• [Aim]: Go through the listing beneath this task and return every line that carries the string "Size".
=====
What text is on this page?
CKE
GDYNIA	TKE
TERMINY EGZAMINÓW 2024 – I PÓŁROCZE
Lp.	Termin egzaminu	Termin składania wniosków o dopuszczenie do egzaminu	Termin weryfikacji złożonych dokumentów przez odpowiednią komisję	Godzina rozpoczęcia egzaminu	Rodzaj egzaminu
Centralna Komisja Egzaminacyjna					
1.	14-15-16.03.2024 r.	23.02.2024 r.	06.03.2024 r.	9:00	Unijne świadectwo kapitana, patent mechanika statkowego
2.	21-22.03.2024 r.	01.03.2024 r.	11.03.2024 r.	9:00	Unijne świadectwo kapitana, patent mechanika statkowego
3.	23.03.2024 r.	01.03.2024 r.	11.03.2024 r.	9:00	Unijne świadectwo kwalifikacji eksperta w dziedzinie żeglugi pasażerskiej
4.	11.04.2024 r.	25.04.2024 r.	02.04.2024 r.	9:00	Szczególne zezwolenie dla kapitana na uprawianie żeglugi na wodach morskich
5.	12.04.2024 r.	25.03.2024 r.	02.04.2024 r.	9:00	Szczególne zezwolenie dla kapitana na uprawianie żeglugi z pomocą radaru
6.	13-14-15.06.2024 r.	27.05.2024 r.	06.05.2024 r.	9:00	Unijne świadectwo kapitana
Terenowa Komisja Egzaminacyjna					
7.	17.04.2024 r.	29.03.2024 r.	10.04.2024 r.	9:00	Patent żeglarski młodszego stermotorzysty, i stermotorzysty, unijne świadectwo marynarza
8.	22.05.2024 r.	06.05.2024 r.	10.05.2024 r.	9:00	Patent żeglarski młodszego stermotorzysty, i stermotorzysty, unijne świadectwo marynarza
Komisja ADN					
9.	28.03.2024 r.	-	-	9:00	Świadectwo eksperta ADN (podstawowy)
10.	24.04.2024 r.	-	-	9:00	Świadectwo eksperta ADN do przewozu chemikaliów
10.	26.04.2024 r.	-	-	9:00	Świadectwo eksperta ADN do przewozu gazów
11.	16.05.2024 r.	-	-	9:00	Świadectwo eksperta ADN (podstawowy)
=====
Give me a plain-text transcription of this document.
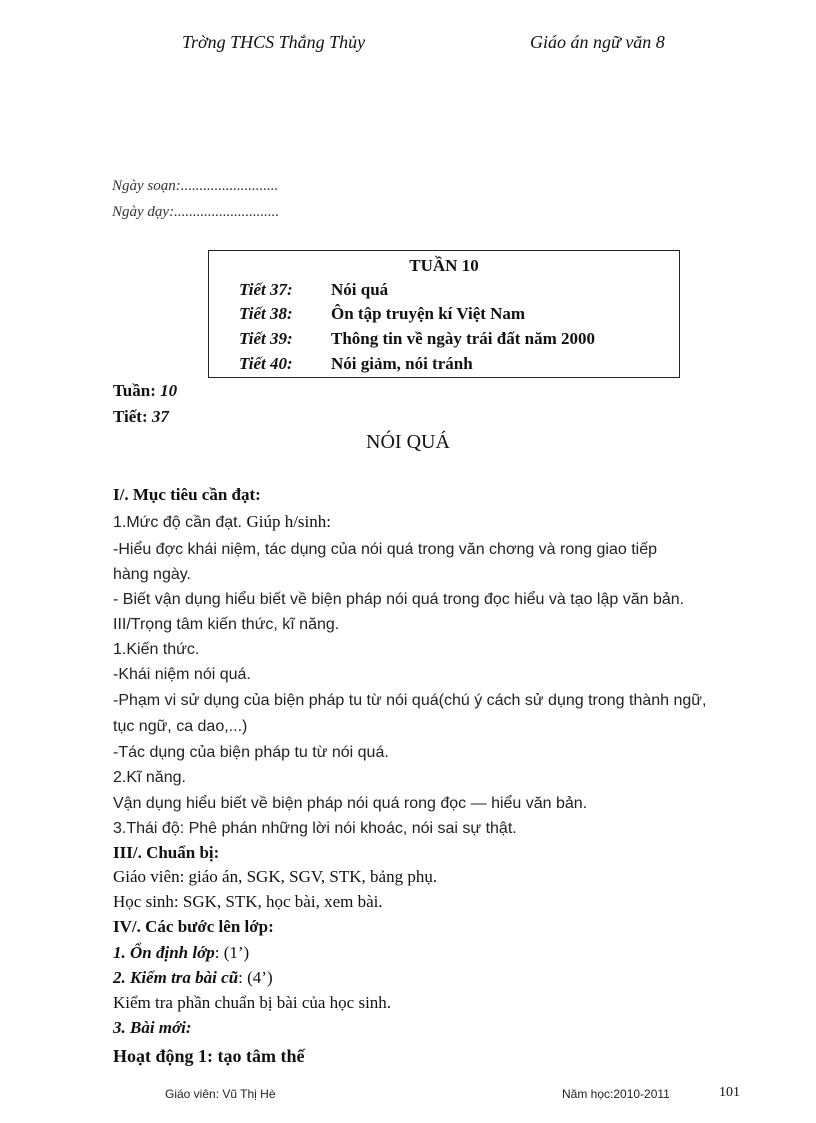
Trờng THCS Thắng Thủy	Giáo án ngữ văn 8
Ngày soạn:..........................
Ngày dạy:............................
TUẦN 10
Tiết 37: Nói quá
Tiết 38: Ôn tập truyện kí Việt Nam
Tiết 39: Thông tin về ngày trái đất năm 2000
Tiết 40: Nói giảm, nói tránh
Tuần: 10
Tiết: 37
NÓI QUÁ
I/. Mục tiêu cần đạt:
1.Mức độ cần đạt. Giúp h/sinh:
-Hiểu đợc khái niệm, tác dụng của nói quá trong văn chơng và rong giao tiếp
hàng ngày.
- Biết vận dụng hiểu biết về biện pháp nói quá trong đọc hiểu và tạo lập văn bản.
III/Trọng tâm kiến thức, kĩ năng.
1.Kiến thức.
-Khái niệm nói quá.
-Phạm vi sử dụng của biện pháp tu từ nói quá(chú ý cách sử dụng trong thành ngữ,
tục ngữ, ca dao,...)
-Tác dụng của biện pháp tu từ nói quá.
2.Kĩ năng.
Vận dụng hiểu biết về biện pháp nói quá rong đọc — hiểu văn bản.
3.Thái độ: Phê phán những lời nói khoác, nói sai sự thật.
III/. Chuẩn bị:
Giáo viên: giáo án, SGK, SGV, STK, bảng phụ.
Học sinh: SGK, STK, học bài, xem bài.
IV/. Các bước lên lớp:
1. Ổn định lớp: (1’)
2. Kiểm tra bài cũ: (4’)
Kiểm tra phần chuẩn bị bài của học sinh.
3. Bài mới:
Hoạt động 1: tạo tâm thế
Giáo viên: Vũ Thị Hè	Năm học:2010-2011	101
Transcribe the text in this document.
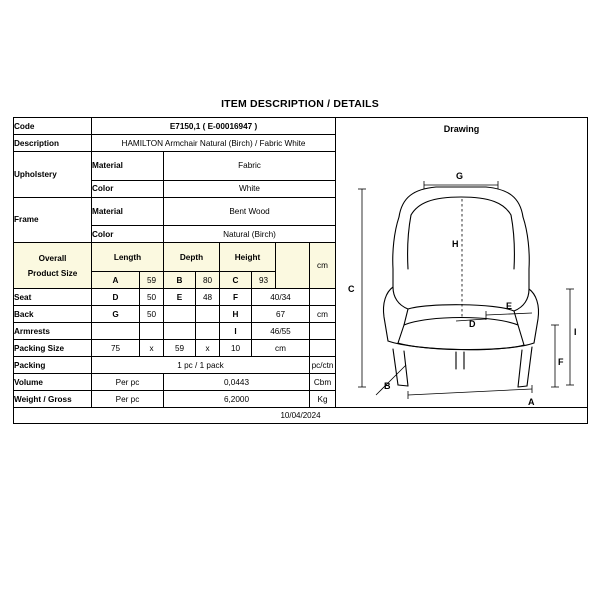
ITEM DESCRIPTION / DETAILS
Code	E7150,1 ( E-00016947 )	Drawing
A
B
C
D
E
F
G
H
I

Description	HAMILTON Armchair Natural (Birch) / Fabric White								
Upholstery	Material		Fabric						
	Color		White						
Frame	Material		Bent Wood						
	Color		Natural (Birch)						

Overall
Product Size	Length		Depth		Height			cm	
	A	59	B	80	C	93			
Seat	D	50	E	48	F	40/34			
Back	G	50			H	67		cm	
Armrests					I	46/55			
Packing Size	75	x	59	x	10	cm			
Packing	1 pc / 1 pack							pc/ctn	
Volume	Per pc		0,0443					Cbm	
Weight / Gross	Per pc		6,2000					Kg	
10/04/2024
=====
• [Response]:
Product Size	Length		Depth		Height			cm	
Packing Size	75	x	59	x	10	cm			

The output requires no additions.